Small and medium-sized firms also make up a significant percentage of the client base and the firm also represents a number of wealthy individuals.

Taaffe added: “The charity connection goes back to the 1930s when one of the founders of Bresnan Walsh, Eddie Bresnan, did a lot of work for the Catholic Church. Once you get a good reputation for working in a particular sector – which we have – then more work tends to flow from that.

“I would say that, because of our link with the charities, we do tend to encourage our staff to get involved in fundraising activities on a voluntary basis.”

Despite the gloom-laden economic environment, Taaffe is pretty upbeat about the prospects for the firm’s clients and the wider Merseyside economy.

“Having a diverse client base makes the job more interesting, and it also gives us a wider outlook on what is happening out there,” he said. “No-one is immune from the downturn and our client base in the main comprises well-run organisations, and many of them are hunkering down for the storm.

“I think the economic situation is really weird at the moment. Sectors like construction have obviously been hit, but for the rest it seems to be business as usual.

“The froth has obviously been blown off the lending market. In the past, many banks were lending money and were not assessing as they might have been.

“However, we are finding that funding is still available for the right proposition.”

Taaffe was born and brought up in Mossley Hill and attended Liverpool College. His original intention was to become a doctor – his father was a GP – but instead he ended up “falling into accountancy”.

He went along to the University of Liverpool to check out the courses and found himself wandering through the commerce department.

He said: “I spoke to one of the people there and I told him I was interested in studying there.

“Then he carried on walking down the corridor and I called after him and said ‘So how do I make an application?’ and he replied ‘You just did’.”

Taaffe successfully completed his accountancy degree at the University of Liverpool before going on to gain a masters in accountancy and finance at Lancaster University.

--------------------

Exercise>
Reproduce the article about Taaffe from "Taaffe was born" to "at Lancaster University.".

--------------------

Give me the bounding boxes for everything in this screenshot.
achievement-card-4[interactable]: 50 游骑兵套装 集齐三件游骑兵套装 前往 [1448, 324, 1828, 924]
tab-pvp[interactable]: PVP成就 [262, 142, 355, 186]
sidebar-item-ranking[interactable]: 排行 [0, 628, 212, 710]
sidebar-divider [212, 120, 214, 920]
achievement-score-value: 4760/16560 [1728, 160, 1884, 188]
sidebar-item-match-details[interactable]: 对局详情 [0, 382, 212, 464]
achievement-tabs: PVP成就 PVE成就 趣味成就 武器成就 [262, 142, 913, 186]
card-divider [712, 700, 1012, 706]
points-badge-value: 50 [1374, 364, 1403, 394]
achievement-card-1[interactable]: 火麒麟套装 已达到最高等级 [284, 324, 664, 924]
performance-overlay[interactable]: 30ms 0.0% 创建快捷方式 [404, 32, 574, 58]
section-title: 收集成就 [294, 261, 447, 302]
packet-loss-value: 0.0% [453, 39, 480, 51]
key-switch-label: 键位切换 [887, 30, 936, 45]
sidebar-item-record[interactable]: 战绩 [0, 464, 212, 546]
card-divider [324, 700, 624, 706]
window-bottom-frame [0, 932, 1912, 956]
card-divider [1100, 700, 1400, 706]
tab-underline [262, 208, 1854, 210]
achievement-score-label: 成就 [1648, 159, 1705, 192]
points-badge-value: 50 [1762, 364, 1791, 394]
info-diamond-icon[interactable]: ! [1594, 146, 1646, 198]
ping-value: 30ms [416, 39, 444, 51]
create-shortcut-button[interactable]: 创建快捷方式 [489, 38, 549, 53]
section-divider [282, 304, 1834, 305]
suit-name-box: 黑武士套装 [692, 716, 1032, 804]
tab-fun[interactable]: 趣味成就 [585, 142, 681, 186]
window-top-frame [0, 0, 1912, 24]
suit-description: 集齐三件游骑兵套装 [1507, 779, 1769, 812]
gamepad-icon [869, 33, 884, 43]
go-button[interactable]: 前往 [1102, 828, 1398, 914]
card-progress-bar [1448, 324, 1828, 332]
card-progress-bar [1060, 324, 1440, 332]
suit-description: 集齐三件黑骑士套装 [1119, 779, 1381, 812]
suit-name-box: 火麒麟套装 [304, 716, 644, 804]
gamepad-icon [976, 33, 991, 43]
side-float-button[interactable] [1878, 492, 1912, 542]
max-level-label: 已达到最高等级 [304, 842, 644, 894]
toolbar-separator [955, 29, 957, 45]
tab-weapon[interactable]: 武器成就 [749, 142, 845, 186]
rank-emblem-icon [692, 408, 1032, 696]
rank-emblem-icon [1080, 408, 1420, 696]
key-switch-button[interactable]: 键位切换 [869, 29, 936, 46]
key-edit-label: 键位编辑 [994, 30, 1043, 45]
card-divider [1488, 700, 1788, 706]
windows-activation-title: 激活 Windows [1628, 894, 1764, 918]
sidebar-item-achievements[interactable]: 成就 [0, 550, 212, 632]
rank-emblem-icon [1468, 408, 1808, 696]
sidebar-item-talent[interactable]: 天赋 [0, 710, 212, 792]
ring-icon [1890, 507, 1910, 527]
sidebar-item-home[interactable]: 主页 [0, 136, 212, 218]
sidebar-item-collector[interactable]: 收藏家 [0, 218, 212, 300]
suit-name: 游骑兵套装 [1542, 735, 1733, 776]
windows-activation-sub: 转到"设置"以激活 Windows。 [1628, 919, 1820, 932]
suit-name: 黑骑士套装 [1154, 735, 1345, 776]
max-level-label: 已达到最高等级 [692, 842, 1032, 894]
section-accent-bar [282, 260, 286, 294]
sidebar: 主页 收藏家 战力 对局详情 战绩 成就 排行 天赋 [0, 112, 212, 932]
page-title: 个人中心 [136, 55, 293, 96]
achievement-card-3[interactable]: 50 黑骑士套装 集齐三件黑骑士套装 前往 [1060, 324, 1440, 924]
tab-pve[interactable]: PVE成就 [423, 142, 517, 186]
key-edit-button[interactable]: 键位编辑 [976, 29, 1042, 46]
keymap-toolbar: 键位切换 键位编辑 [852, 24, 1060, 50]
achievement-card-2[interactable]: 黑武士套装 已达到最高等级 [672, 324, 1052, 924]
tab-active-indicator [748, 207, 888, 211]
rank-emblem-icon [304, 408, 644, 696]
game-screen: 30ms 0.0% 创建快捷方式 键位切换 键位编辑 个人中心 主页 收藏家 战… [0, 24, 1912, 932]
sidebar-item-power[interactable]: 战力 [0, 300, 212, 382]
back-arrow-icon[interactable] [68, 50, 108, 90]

--------------------

Final result>
Taaffe was born and brought up in Mossley Hill and attended Liverpool College. His original intention was to become a doctor – his father was a GP – but instead he ended up “falling into accountancy”.

He went along to the University of Liverpool to check out the courses and found himself wandering through the commerce department.

He said: “I spoke to one of the people there and I told him I was interested in studying there.

“Then he carried on walking down the corridor and I called after him and said ‘So how do I make an application?’ and he replied ‘You just did’.”

Taaffe successfully completed his accountancy degree at the University of Liverpool before going on to gain a masters in accountancy and finance at Lancaster University.